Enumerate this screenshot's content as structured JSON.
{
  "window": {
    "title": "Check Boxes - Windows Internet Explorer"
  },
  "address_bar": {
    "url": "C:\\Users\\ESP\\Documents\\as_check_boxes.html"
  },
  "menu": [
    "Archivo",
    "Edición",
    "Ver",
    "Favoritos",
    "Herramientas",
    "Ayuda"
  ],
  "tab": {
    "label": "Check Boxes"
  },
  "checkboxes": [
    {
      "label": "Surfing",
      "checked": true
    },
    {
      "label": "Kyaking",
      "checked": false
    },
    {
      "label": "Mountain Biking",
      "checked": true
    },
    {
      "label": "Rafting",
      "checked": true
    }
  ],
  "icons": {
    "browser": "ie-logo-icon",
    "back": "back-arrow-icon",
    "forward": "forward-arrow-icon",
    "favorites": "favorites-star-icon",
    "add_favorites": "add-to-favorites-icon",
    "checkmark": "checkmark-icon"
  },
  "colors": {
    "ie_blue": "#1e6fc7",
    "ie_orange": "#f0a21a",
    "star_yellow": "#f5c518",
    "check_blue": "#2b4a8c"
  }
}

-=-=-

YOUR INSTRUCTIONS
Write out the records above again, keeping each one identical to the original.

ANSWER IN FULL
Enumerate this screenshot's content as structured JSON.
{
  "window": {
    "title": "Check Boxes - Windows Internet Explorer"
  },
  "address_bar": {
    "url": "C:\\Users\\ESP\\Documents\\as_check_boxes.html"
  },
  "menu": [
    "Archivo",
    "Edición",
    "Ver",
    "Favoritos",
    "Herramientas",
    "Ayuda"
  ],
  "tab": {
    "label": "Check Boxes"
  },
  "checkboxes": [
    {
      "label": "Surfing",
      "checked": true
    },
    {
      "label": "Kyaking",
      "checked": false
    },
    {
      "label": "Mountain Biking",
      "checked": true
    },
    {
      "label": "Rafting",
      "checked": true
    }
  ],
  "icons": {
    "browser": "ie-logo-icon",
    "back": "back-arrow-icon",
    "forward": "forward-arrow-icon",
    "favorites": "favorites-star-icon",
    "add_favorites": "add-to-favorites-icon",
    "checkmark": "checkmark-icon"
  },
  "colors": {
    "ie_blue": "#1e6fc7",
    "ie_orange": "#f0a21a",
    "star_yellow": "#f5c518",
    "check_blue": "#2b4a8c"
  }
}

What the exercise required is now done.